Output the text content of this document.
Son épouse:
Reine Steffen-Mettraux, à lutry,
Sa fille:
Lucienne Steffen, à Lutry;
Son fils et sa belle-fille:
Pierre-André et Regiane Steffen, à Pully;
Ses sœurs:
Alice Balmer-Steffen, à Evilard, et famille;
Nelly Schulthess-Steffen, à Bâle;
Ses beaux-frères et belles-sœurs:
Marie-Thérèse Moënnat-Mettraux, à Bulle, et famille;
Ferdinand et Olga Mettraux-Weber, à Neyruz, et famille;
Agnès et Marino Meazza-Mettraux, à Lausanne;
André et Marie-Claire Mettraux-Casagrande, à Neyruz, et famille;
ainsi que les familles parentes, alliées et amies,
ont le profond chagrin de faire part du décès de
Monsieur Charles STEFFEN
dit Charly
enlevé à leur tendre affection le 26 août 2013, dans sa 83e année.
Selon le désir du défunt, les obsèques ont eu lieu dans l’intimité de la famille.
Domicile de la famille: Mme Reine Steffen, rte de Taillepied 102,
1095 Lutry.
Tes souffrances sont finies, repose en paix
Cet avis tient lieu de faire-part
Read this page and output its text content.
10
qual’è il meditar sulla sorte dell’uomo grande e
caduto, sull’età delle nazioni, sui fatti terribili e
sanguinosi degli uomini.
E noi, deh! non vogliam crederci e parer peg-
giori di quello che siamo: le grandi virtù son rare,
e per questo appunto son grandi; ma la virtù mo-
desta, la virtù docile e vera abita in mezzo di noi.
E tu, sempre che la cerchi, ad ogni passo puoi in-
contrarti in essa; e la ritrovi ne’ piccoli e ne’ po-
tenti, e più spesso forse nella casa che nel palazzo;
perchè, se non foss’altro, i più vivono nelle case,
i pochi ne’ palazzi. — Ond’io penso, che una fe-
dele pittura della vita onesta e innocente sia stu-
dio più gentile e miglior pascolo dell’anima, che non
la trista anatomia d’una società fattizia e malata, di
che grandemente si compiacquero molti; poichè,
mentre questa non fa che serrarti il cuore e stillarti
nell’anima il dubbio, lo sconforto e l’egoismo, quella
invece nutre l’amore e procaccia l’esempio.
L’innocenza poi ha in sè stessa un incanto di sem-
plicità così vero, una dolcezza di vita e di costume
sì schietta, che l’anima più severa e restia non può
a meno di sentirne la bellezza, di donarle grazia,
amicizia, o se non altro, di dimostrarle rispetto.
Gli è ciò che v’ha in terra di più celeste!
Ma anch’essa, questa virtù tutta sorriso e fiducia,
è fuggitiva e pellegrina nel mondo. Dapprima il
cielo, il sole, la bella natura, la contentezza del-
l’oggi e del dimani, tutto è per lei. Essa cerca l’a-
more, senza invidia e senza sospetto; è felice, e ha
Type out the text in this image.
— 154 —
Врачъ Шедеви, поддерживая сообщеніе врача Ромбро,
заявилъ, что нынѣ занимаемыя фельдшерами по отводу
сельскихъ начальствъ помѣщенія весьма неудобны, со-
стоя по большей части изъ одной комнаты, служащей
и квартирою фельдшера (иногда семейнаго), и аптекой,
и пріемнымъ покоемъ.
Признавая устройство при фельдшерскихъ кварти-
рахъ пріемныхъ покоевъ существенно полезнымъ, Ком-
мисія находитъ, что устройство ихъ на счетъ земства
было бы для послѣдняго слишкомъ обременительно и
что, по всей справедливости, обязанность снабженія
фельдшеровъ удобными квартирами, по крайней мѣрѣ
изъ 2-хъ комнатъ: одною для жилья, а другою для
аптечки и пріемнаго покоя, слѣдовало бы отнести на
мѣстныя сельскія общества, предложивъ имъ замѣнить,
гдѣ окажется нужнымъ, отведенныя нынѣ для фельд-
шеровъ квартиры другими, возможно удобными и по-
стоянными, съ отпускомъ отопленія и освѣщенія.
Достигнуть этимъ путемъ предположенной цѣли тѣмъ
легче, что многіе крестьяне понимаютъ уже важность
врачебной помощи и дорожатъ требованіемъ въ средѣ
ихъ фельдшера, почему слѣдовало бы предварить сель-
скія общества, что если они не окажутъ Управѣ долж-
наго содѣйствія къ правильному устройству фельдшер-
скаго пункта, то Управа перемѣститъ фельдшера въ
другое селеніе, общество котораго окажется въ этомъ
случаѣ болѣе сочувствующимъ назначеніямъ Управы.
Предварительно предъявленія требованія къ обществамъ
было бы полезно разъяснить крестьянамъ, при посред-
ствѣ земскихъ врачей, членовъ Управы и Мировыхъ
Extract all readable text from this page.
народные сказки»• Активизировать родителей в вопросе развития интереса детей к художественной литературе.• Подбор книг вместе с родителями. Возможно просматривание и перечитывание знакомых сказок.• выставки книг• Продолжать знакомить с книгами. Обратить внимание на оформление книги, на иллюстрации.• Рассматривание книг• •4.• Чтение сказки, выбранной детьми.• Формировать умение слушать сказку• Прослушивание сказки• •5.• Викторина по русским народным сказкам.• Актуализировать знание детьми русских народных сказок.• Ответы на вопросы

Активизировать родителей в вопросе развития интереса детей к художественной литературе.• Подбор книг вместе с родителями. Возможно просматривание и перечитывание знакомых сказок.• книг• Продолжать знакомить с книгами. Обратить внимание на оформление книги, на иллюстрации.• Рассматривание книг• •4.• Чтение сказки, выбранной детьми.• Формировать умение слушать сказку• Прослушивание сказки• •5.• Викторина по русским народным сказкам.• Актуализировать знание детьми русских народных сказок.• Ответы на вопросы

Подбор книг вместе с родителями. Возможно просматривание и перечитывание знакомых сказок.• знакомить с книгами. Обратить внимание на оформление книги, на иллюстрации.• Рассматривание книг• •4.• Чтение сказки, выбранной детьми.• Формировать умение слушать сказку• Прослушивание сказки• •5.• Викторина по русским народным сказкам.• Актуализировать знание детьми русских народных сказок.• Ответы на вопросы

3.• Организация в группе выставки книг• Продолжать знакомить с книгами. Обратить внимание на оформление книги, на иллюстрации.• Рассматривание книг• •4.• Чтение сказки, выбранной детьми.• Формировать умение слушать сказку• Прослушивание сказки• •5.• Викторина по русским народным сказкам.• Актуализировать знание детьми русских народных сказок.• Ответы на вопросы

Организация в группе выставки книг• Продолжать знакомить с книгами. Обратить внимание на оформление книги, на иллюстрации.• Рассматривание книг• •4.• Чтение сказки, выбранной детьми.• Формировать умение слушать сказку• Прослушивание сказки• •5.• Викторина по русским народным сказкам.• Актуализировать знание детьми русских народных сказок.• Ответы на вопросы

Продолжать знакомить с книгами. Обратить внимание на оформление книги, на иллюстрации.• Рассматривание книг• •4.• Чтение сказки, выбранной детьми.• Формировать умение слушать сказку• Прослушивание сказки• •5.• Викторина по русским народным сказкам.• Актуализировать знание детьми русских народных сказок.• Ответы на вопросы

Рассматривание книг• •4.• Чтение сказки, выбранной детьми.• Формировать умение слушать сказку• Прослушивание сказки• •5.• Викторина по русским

· · · ·

» **To do**
Select the lines that carry the string "окажется" and copy them.

» **Result for this exercise**
гдѣ окажется нужнымъ, отведенныя нынѣ для фельд-
другое селеніе, общество котораго окажется въ этомъ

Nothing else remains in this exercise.